## BEGIN Exercise materials

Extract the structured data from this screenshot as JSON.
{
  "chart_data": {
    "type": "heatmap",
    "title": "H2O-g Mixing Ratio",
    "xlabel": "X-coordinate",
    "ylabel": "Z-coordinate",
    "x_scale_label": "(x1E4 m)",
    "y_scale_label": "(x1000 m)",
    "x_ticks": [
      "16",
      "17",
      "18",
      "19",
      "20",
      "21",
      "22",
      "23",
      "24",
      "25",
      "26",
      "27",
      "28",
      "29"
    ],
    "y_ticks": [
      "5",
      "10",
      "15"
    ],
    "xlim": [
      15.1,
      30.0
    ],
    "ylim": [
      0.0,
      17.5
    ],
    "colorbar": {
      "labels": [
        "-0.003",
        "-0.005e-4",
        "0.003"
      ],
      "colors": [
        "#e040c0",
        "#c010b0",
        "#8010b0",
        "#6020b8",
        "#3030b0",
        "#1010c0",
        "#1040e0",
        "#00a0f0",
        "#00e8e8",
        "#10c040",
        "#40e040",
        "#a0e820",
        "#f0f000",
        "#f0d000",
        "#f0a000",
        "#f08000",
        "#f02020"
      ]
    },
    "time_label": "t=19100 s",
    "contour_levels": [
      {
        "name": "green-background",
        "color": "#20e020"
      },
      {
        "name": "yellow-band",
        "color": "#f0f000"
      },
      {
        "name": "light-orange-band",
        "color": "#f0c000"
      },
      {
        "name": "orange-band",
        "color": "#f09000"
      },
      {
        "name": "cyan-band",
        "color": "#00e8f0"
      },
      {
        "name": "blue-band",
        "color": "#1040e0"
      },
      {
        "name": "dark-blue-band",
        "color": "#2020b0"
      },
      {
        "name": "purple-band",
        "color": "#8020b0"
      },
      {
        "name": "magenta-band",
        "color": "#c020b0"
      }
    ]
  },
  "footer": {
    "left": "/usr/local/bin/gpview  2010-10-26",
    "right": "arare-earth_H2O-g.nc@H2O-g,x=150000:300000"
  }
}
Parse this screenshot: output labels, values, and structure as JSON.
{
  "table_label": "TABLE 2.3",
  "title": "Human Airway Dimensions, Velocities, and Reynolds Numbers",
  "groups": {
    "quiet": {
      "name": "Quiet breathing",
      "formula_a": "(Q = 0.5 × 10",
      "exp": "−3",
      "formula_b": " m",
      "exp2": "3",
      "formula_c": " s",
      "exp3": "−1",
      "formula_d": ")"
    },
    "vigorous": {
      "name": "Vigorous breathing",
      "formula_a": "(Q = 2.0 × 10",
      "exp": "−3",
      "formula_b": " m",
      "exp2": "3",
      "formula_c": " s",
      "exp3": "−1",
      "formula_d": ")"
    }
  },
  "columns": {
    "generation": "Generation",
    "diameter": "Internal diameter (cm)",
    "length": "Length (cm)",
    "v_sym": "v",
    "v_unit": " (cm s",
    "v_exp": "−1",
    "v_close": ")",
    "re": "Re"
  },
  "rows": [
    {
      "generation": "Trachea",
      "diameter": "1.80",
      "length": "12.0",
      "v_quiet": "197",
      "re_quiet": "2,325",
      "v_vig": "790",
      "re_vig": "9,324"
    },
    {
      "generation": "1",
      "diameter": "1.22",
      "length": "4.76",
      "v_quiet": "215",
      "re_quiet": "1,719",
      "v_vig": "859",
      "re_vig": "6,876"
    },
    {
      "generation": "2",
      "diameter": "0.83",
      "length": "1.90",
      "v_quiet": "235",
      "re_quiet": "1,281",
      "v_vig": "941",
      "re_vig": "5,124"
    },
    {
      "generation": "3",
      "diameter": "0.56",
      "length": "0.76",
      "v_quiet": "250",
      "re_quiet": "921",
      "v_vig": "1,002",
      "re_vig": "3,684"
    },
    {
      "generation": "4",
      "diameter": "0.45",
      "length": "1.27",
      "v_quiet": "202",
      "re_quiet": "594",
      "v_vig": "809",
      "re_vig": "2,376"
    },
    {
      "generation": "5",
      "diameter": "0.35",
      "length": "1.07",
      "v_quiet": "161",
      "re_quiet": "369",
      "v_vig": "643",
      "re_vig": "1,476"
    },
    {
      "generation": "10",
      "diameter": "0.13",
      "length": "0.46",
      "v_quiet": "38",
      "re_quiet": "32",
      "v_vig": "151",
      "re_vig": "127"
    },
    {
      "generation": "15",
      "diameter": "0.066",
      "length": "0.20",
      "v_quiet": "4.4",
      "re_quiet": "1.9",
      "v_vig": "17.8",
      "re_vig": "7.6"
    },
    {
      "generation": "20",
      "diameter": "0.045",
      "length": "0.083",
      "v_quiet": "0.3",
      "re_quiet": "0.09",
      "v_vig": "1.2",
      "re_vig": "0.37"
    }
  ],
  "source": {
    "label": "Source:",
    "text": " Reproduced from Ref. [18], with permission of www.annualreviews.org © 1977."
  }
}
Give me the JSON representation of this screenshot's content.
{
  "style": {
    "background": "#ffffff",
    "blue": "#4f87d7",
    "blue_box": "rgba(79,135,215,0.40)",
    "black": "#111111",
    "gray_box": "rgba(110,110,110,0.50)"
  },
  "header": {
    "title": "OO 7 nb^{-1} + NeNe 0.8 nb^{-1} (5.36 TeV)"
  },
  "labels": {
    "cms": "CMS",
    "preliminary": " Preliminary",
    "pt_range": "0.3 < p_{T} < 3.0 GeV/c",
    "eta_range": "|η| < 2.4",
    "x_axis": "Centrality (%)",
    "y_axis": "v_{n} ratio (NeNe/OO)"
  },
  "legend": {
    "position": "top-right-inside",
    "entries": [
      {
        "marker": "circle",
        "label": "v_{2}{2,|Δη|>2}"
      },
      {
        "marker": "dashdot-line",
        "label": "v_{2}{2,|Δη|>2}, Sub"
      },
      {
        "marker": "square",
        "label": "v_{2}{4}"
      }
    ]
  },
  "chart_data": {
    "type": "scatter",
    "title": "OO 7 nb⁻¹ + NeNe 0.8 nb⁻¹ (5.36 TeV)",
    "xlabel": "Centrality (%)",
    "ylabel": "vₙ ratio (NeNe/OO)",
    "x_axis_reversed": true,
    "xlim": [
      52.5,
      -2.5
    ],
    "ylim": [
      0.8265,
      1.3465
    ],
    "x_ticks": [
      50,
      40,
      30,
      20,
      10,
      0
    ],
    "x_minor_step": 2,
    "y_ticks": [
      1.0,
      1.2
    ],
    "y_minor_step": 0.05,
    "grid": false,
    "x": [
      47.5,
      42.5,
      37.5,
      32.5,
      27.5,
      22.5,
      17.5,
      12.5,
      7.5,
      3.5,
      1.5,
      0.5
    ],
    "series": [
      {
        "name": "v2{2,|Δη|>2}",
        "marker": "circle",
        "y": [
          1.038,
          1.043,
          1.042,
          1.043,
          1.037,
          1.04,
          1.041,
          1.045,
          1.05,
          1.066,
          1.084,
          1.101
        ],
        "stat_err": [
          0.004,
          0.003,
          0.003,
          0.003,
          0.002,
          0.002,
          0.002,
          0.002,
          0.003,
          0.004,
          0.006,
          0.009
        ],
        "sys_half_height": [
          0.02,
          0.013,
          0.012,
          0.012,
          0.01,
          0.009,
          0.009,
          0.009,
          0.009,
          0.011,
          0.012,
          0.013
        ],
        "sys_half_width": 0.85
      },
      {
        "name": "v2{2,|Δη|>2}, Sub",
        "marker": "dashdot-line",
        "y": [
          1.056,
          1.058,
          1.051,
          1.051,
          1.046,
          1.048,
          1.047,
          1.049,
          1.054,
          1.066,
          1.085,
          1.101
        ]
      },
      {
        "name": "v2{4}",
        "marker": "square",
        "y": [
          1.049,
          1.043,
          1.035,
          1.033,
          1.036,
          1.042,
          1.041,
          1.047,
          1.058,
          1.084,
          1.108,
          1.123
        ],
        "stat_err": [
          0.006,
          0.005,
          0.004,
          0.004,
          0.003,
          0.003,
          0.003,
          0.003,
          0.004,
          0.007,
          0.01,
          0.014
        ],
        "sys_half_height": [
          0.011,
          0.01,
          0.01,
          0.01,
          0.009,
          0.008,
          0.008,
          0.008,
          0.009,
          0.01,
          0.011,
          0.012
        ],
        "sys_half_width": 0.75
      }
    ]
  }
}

## END Exercise materials

Work out how many lines of the material above contain the word "xlabel", then give only that figure.

2